[Data records]
=-=-=-=-=

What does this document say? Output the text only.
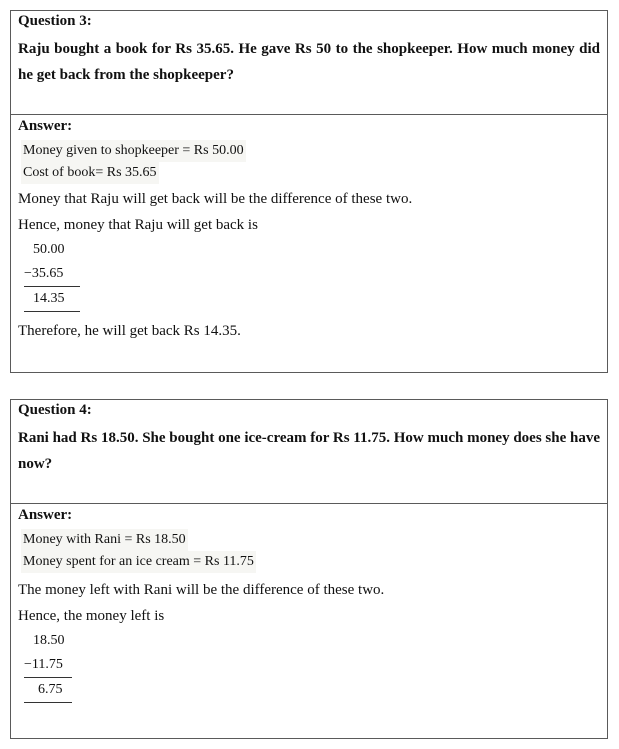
Question 3:
Raju bought a book for Rs 35.65. He gave Rs 50 to the shopkeeper. How much money did he get back from the shopkeeper?
Answer:
Money given to shopkeeper = Rs 50.00
Cost of book= Rs 35.65
Money that Raju will get back will be the difference of these two.
Hence, money that Raju will get back is
50.00
−35.65
14.35
Therefore, he will get back Rs 14.35.
Question 4:
Rani had Rs 18.50. She bought one ice-cream for Rs 11.75. How much money does she have now?
Answer:
Money with Rani = Rs 18.50
Money spent for an ice cream = Rs 11.75
The money left with Rani will be the difference of these two.
Hence, the money left is
18.50
−11.75
6.75
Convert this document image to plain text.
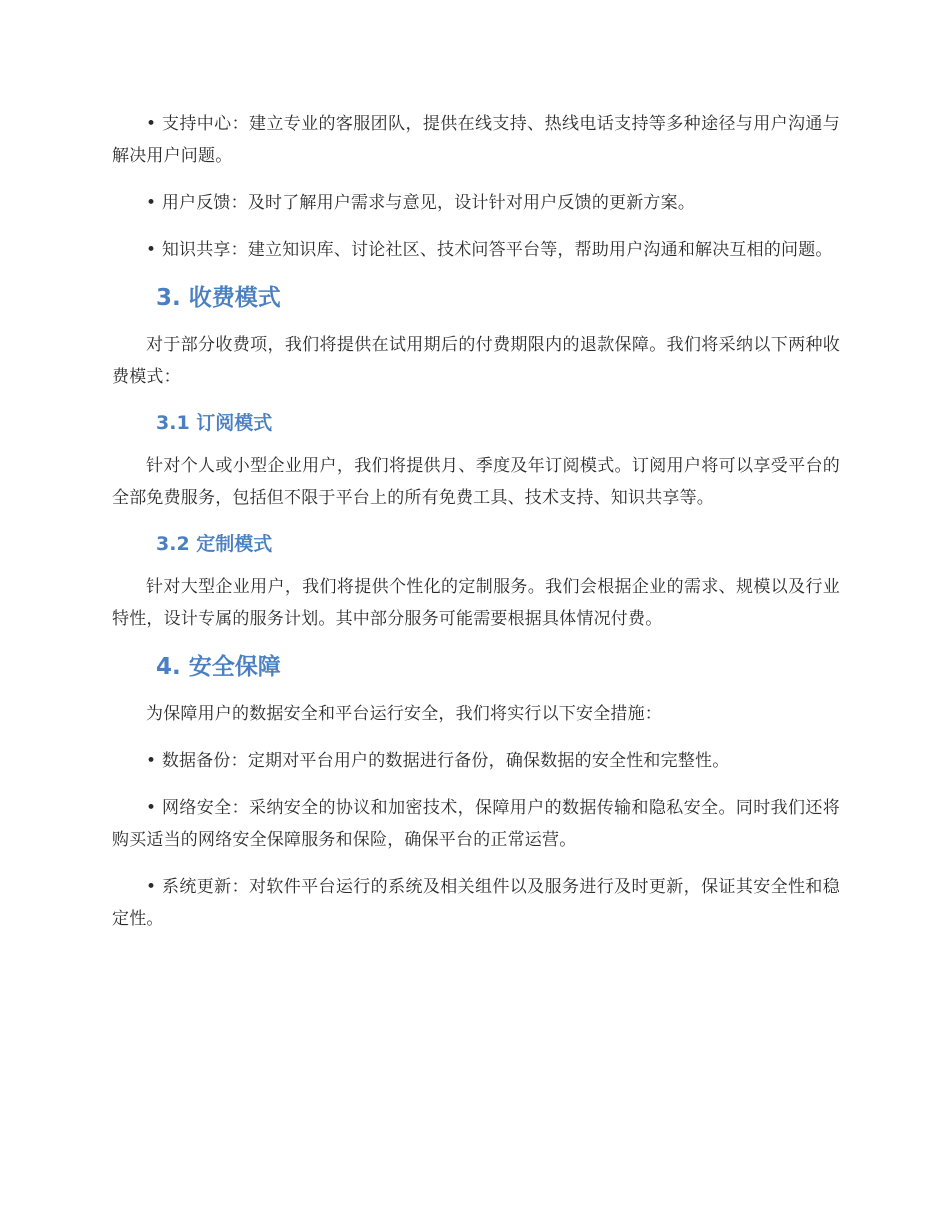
• 支持中心：建立专业的客服团队，提供在线支持、热线电话支持等多种途径与用户沟通与解决用户问题。

• 用户反馈：及时了解用户需求与意见，设计针对用户反馈的更新方案。

• 知识共享：建立知识库、讨论社区、技术问答平台等，帮助用户沟通和解决互相的问题。

3. 收费模式

对于部分收费项，我们将提供在试用期后的付费期限内的退款保障。我们将采纳以下两种收费模式：

3.1 订阅模式

针对个人或小型企业用户，我们将提供月、季度及年订阅模式。订阅用户将可以享受平台的全部免费服务，包括但不限于平台上的所有免费工具、技术支持、知识共享等。

3.2 定制模式

针对大型企业用户，我们将提供个性化的定制服务。我们会根据企业的需求、规模以及行业特性，设计专属的服务计划。其中部分服务可能需要根据具体情况付费。

4. 安全保障

为保障用户的数据安全和平台运行安全，我们将实行以下安全措施：

• 数据备份：定期对平台用户的数据进行备份，确保数据的安全性和完整性。

• 网络安全：采纳安全的协议和加密技术，保障用户的数据传输和隐私安全。同时我们还将购买适当的网络安全保障服务和保险，确保平台的正常运营。

• 系统更新：对软件平台运行的系统及相关组件以及服务进行及时更新，保证其安全性和稳定性。
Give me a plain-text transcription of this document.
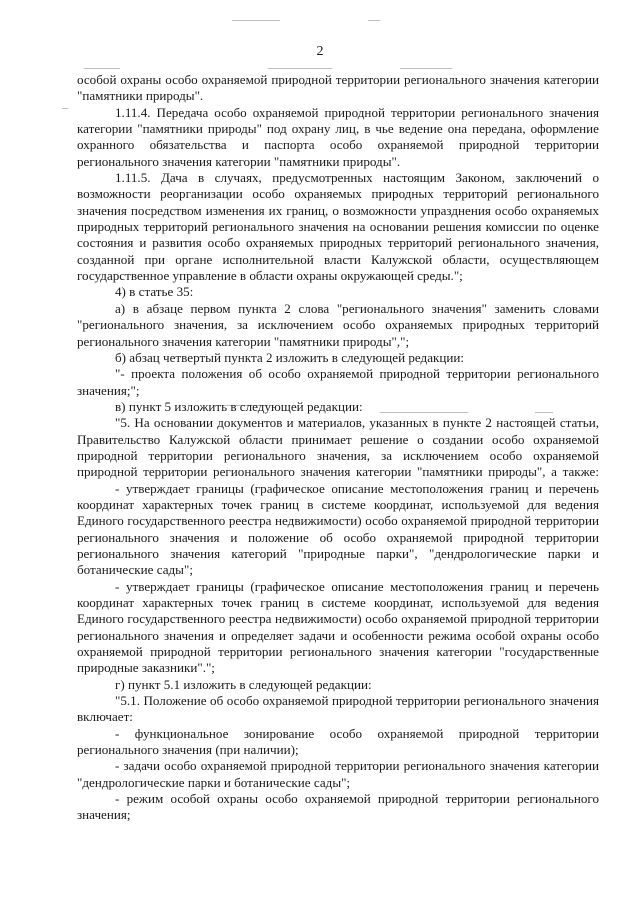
2

особой охраны особо охраняемой природной территории регионального значения категории "памятники природы".

1.11.4. Передача особо охраняемой природной территории регионального значения категории "памятники природы" под охрану лиц, в чье ведение она передана, оформление охранного обязательства и паспорта особо охраняемой природной территории регионального значения категории "памятники природы".

1.11.5. Дача в случаях, предусмотренных настоящим Законом, заключений о возможности реорганизации особо охраняемых природных территорий регионального значения посредством изменения их границ, о возможности упразднения особо охраняемых природных территорий регионального значения на основании решения комиссии по оценке состояния и развития особо охраняемых природных территорий регионального значения, созданной при органе исполнительной власти Калужской области, осуществляющем государственное управление в области охраны окружающей среды.";

4) в статье 35:

а) в абзаце первом пункта 2 слова "регионального значения" заменить словами "регионального значения, за исключением особо охраняемых природных территорий регионального значения категории "памятники природы",";

б) абзац четвертый пункта 2 изложить в следующей редакции:

"- проекта положения об особо охраняемой природной территории регионального значения;";

в) пункт 5 изложить в следующей редакции:

"5. На основании документов и материалов, указанных в пункте 2 настоящей статьи, Правительство Калужской области принимает решение о создании особо охраняемой природной территории регионального значения, за исключением особо охраняемой природной территории регионального значения категории "памятники природы", а также:

- утверждает границы (графическое описание местоположения границ и перечень координат характерных точек границ в системе координат, используемой для ведения Единого государственного реестра недвижимости) особо охраняемой природной территории регионального значения и положение об особо охраняемой природной территории регионального значения категорий "природные парки", "дендрологические парки и ботанические сады";

- утверждает границы (графическое описание местоположения границ и перечень координат характерных точек границ в системе координат, используемой для ведения Единого государственного реестра недвижимости) особо охраняемой природной территории регионального значения и определяет задачи и особенности режима особой охраны особо охраняемой природной территории регионального значения категории "государственные природные заказники".";

г) пункт 5.1 изложить в следующей редакции:

"5.1. Положение об особо охраняемой природной территории регионального значения включает:

- функциональное зонирование особо охраняемой природной территории регионального значения (при наличии);

- задачи особо охраняемой природной территории регионального значения категории "дендрологические парки и ботанические сады";

- режим особой охраны особо охраняемой природной территории регионального значения;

=-=-=-=-=

*Written instruction:* The records above need to be given again exactly. Omit the pictures.

*Response to this task:*
What does this document say? Output the text only.
Question 3:
Raju bought a book for Rs 35.65. He gave Rs 50 to the shopkeeper. How much money did he get back from the shopkeeper?
Answer:
Money given to shopkeeper = Rs 50.00
Cost of book= Rs 35.65
Money that Raju will get back will be the difference of these two.
Hence, money that Raju will get back is
50.00
−35.65
14.35
Therefore, he will get back Rs 14.35.
Question 4:
Rani had Rs 18.50. She bought one ice-cream for Rs 11.75. How much money does she have now?
Answer:
Money with Rani = Rs 18.50
Money spent for an ice cream = Rs 11.75
The money left with Rani will be the difference of these two.
Hence, the money left is
18.50
−11.75
6.75
Convert this document image to plain text.
• 支持中心：建立专业的客服团队，提供在线支持、热线电话支持等多种途径与用户沟通与解决用户问题。

• 用户反馈：及时了解用户需求与意见，设计针对用户反馈的更新方案。

• 知识共享：建立知识库、讨论社区、技术问答平台等，帮助用户沟通和解决互相的问题。

3. 收费模式

对于部分收费项，我们将提供在试用期后的付费期限内的退款保障。我们将采纳以下两种收费模式：

3.1 订阅模式

针对个人或小型企业用户，我们将提供月、季度及年订阅模式。订阅用户将可以享受平台的全部免费服务，包括但不限于平台上的所有免费工具、技术支持、知识共享等。

3.2 定制模式

针对大型企业用户，我们将提供个性化的定制服务。我们会根据企业的需求、规模以及行业特性，设计专属的服务计划。其中部分服务可能需要根据具体情况付费。

4. 安全保障

为保障用户的数据安全和平台运行安全，我们将实行以下安全措施：

• 数据备份：定期对平台用户的数据进行备份，确保数据的安全性和完整性。

• 网络安全：采纳安全的协议和加密技术，保障用户的数据传输和隐私安全。同时我们还将购买适当的网络安全保障服务和保险，确保平台的正常运营。

• 系统更新：对软件平台运行的系统及相关组件以及服务进行及时更新，保证其安全性和稳定性。
Give me a plain-text transcription of this document.
2

особой охраны особо охраняемой природной территории регионального значения категории "памятники природы".

1.11.4. Передача особо охраняемой природной территории регионального значения категории "памятники природы" под охрану лиц, в чье ведение она передана, оформление охранного обязательства и паспорта особо охраняемой природной территории регионального значения категории "памятники природы".

1.11.5. Дача в случаях, предусмотренных настоящим Законом, заключений о возможности реорганизации особо охраняемых природных территорий регионального значения посредством изменения их границ, о возможности упразднения особо охраняемых природных территорий регионального значения на основании решения комиссии по оценке состояния и развития особо охраняемых природных территорий регионального значения, созданной при органе исполнительной власти Калужской области, осуществляющем государственное управление в области охраны окружающей среды.";

4) в статье 35:

а) в абзаце первом пункта 2 слова "регионального значения" заменить словами "регионального значения, за исключением особо охраняемых природных территорий регионального значения категории "памятники природы",";

б) абзац четвертый пункта 2 изложить в следующей редакции:

"- проекта положения об особо охраняемой природной территории регионального значения;";

в) пункт 5 изложить в следующей редакции:

"5. На основании документов и материалов, указанных в пункте 2 настоящей статьи, Правительство Калужской области принимает решение о создании особо охраняемой природной территории регионального значения, за исключением особо охраняемой природной территории регионального значения категории "памятники природы", а также:

- утверждает границы (графическое описание местоположения границ и перечень координат характерных точек границ в системе координат, используемой для ведения Единого государственного реестра недвижимости) особо охраняемой природной территории регионального значения и положение об особо охраняемой природной территории регионального значения категорий "природные парки", "дендрологические парки и ботанические сады";

- утверждает границы (графическое описание местоположения границ и перечень координат характерных точек границ в системе координат, используемой для ведения Единого государственного реестра недвижимости) особо охраняемой природной территории регионального значения и определяет задачи и особенности режима особой охраны особо охраняемой природной территории регионального значения категории "государственные природные заказники".";

г) пункт 5.1 изложить в следующей редакции:

"5.1. Положение об особо охраняемой природной территории регионального значения включает:

- функциональное зонирование особо охраняемой природной территории регионального значения (при наличии);

- задачи особо охраняемой природной территории регионального значения категории "дендрологические парки и ботанические сады";

- режим особой охраны особо охраняемой природной территории регионального значения;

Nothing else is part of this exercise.